▶ [Dataset rows about figures]:
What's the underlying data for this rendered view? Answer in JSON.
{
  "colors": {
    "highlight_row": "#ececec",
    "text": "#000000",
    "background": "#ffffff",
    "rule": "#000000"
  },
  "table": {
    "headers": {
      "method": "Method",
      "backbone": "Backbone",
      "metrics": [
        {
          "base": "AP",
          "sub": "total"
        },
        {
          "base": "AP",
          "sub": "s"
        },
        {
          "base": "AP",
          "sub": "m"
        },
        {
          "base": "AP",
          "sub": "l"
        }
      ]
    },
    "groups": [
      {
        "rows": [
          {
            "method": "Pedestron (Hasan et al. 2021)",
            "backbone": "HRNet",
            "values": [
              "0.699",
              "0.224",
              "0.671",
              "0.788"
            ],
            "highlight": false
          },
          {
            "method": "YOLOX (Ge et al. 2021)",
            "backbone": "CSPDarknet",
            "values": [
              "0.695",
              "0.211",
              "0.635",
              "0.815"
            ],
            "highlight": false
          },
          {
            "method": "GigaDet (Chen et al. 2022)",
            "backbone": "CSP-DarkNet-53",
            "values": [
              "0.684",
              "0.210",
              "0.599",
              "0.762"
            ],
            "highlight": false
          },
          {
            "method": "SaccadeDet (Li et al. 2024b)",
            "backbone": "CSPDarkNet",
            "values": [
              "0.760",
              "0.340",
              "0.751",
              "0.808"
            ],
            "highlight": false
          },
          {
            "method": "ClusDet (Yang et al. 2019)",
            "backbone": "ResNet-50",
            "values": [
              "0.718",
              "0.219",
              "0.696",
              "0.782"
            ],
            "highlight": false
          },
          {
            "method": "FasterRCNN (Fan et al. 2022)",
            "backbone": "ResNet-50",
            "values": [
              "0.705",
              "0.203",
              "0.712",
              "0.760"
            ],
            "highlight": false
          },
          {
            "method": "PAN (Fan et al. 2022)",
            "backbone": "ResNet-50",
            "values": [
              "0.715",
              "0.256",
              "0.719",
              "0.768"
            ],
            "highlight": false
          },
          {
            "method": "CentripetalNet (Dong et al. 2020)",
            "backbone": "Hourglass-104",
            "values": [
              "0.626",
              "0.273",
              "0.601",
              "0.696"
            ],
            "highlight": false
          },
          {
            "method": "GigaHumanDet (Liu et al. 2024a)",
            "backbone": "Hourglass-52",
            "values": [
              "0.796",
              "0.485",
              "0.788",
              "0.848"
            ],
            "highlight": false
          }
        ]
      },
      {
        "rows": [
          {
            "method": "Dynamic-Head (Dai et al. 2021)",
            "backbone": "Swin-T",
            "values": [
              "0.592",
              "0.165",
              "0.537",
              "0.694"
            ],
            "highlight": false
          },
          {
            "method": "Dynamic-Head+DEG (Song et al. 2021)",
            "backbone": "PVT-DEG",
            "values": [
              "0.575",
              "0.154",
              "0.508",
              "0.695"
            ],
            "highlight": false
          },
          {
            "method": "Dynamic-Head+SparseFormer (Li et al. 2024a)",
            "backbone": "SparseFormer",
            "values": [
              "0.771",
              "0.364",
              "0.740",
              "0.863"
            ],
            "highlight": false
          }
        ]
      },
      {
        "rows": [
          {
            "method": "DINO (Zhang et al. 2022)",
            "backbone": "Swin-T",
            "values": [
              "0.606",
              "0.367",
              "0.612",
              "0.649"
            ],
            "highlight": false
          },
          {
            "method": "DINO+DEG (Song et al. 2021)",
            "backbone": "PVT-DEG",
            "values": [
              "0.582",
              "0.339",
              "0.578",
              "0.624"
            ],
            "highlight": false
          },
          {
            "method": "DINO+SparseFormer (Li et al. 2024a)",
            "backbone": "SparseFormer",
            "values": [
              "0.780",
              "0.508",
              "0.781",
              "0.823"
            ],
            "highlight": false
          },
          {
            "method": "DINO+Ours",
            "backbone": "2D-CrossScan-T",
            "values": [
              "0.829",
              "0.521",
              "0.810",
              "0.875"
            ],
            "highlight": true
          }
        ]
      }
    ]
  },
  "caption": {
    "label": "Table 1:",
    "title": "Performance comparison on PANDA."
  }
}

▶ [AIM]:
Your task is to repeat the data exactly; please include every line.

▶ [IN RESPONSE]:
What's the underlying data for this rendered view? Answer in JSON.
{
  "colors": {
    "highlight_row": "#ececec",
    "text": "#000000",
    "background": "#ffffff",
    "rule": "#000000"
  },
  "table": {
    "headers": {
      "method": "Method",
      "backbone": "Backbone",
      "metrics": [
        {
          "base": "AP",
          "sub": "total"
        },
        {
          "base": "AP",
          "sub": "s"
        },
        {
          "base": "AP",
          "sub": "m"
        },
        {
          "base": "AP",
          "sub": "l"
        }
      ]
    },
    "groups": [
      {
        "rows": [
          {
            "method": "Pedestron (Hasan et al. 2021)",
            "backbone": "HRNet",
            "values": [
              "0.699",
              "0.224",
              "0.671",
              "0.788"
            ],
            "highlight": false
          },
          {
            "method": "YOLOX (Ge et al. 2021)",
            "backbone": "CSPDarknet",
            "values": [
              "0.695",
              "0.211",
              "0.635",
              "0.815"
            ],
            "highlight": false
          },
          {
            "method": "GigaDet (Chen et al. 2022)",
            "backbone": "CSP-DarkNet-53",
            "values": [
              "0.684",
              "0.210",
              "0.599",
              "0.762"
            ],
            "highlight": false
          },
          {
            "method": "SaccadeDet (Li et al. 2024b)",
            "backbone": "CSPDarkNet",
            "values": [
              "0.760",
              "0.340",
              "0.751",
              "0.808"
            ],
            "highlight": false
          },
          {
            "method": "ClusDet (Yang et al. 2019)",
            "backbone": "ResNet-50",
            "values": [
              "0.718",
              "0.219",
              "0.696",
              "0.782"
            ],
            "highlight": false
          },
          {
            "method": "FasterRCNN (Fan et al. 2022)",
            "backbone": "ResNet-50",
            "values": [
              "0.705",
              "0.203",
              "0.712",
              "0.760"
            ],
            "highlight": false
          },
          {
            "method": "PAN (Fan et al. 2022)",
            "backbone": "ResNet-50",
            "values": [
              "0.715",
              "0.256",
              "0.719",
              "0.768"
            ],
            "highlight": false
          },
          {
            "method": "CentripetalNet (Dong et al. 2020)",
            "backbone": "Hourglass-104",
            "values": [
              "0.626",
              "0.273",
              "0.601",
              "0.696"
            ],
            "highlight": false
          },
          {
            "method": "GigaHumanDet (Liu et al. 2024a)",
            "backbone": "Hourglass-52",
            "values": [
              "0.796",
              "0.485",
              "0.788",
              "0.848"
            ],
            "highlight": false
          }
        ]
      },
      {
        "rows": [
          {
            "method": "Dynamic-Head (Dai et al. 2021)",
            "backbone": "Swin-T",
            "values": [
              "0.592",
              "0.165",
              "0.537",
              "0.694"
            ],
            "highlight": false
          },
          {
            "method": "Dynamic-Head+DEG (Song et al. 2021)",
            "backbone": "PVT-DEG",
            "values": [
              "0.575",
              "0.154",
              "0.508",
              "0.695"
            ],
            "highlight": false
          },
          {
            "method": "Dynamic-Head+SparseFormer (Li et al. 2024a)",
            "backbone": "SparseFormer",
            "values": [
              "0.771",
              "0.364",
              "0.740",
              "0.863"
            ],
            "highlight": false
          }
        ]
      },
      {
        "rows": [
          {
            "method": "DINO (Zhang et al. 2022)",
            "backbone": "Swin-T",
            "values": [
              "0.606",
              "0.367",
              "0.612",
              "0.649"
            ],
            "highlight": false
          },
          {
            "method": "DINO+DEG (Song et al. 2021)",
            "backbone": "PVT-DEG",
            "values": [
              "0.582",
              "0.339",
              "0.578",
              "0.624"
            ],
            "highlight": false
          },
          {
            "method": "DINO+SparseFormer (Li et al. 2024a)",
            "backbone": "SparseFormer",
            "values": [
              "0.780",
              "0.508",
              "0.781",
              "0.823"
            ],
            "highlight": false
          },
          {
            "method": "DINO+Ours",
            "backbone": "2D-CrossScan-T",
            "values": [
              "0.829",
              "0.521",
              "0.810",
              "0.875"
            ],
            "highlight": true
          }
        ]
      }
    ]
  },
  "caption": {
    "label": "Table 1:",
    "title": "Performance comparison on PANDA."
  }
}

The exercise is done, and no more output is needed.